### WHAT IS ASKED:
Work out how many lines have "image" in them. Give only that number.

Data items:
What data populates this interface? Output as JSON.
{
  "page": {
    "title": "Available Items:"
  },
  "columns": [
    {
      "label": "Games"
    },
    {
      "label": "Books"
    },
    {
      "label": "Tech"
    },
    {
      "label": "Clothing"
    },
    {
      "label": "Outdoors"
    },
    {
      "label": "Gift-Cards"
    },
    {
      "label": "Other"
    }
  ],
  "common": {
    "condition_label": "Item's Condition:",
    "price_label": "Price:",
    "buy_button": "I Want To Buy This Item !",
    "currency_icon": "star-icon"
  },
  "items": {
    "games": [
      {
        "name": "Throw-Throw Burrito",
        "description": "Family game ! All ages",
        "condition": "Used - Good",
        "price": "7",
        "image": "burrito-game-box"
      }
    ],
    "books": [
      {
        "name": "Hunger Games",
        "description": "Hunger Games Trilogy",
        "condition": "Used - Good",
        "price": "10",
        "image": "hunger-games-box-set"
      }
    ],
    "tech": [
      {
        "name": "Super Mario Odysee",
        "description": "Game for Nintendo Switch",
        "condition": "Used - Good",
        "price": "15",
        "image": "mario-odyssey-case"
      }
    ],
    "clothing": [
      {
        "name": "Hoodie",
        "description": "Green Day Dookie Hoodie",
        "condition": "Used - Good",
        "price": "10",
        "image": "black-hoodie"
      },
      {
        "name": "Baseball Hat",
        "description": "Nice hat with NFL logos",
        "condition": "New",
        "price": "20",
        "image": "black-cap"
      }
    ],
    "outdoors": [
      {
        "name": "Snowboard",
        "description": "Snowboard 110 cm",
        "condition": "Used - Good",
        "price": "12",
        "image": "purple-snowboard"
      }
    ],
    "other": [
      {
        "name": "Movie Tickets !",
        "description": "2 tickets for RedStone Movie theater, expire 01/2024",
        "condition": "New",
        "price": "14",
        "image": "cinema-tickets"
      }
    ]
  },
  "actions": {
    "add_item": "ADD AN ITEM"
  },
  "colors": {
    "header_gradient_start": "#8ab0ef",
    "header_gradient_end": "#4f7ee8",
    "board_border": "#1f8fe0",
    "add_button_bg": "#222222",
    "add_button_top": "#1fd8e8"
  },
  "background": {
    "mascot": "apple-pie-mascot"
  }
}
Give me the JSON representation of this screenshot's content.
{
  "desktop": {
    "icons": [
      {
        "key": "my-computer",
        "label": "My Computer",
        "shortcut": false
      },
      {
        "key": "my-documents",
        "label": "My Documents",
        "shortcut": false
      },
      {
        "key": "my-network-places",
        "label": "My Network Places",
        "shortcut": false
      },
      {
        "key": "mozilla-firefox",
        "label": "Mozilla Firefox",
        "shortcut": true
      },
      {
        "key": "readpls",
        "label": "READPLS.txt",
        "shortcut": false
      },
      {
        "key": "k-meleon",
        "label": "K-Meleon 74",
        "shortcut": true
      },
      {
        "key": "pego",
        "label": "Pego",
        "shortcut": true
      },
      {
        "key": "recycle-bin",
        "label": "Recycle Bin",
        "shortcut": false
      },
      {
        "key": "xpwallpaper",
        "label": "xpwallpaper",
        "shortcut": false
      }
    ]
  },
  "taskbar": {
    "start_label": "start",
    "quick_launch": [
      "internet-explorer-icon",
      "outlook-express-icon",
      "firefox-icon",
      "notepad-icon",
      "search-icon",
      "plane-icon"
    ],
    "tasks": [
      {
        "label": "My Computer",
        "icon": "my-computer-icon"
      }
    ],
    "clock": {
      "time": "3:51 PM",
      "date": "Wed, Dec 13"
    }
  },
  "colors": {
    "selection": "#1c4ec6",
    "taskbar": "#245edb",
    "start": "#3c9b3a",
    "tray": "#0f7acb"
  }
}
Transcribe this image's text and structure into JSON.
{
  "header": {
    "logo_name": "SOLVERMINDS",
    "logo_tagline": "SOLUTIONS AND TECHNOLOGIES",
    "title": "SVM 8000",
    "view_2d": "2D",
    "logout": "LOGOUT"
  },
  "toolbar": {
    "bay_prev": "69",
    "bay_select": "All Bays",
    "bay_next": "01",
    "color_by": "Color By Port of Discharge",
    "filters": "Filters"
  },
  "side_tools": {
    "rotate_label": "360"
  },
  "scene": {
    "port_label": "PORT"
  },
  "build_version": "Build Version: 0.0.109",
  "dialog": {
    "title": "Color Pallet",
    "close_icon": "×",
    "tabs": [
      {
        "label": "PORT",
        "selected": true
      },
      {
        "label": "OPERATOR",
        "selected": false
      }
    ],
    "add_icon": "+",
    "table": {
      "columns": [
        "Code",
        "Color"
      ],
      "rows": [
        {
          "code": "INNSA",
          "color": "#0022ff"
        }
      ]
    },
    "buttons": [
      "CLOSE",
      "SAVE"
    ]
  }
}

### EXPECTED ANSWER:
8